Records from a collection:
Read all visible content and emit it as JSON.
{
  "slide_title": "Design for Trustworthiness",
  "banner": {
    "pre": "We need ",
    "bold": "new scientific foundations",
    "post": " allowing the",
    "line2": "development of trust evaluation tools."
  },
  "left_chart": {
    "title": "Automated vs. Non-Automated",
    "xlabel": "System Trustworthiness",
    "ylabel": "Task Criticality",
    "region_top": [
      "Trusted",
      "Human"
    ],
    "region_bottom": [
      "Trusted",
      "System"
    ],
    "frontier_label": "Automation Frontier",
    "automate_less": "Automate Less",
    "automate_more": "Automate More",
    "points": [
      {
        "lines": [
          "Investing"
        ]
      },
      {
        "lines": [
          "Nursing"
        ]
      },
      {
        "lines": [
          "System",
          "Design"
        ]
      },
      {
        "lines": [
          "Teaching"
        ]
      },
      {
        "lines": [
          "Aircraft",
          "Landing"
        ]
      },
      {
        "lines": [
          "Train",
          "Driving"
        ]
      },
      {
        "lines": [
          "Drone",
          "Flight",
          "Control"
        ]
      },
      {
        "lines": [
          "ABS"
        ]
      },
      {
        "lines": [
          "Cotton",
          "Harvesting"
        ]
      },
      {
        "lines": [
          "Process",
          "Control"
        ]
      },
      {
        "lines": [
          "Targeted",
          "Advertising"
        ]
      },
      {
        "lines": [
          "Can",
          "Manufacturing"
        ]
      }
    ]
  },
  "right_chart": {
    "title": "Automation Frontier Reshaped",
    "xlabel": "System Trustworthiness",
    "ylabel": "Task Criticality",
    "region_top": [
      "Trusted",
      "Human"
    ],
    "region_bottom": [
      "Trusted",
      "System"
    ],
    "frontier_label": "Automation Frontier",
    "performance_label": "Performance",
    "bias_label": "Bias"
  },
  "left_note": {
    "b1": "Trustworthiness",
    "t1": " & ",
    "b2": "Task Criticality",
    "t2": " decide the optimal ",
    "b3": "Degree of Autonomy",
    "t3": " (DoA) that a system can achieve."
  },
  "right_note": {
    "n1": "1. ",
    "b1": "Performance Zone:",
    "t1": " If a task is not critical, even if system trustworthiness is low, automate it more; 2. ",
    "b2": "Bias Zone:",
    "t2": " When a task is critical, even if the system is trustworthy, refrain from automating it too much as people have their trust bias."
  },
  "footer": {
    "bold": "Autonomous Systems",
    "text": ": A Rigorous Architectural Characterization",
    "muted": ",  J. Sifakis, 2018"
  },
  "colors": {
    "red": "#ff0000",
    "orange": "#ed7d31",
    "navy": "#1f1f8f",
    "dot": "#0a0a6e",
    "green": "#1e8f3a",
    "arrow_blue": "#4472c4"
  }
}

**WRITTEN TASK**
Scan the lines for the string "Performance". Pick out every line that has it.

**RESPONSE BELOW**
    "performance_label": "Performance",
    "b1": "Performance Zone:",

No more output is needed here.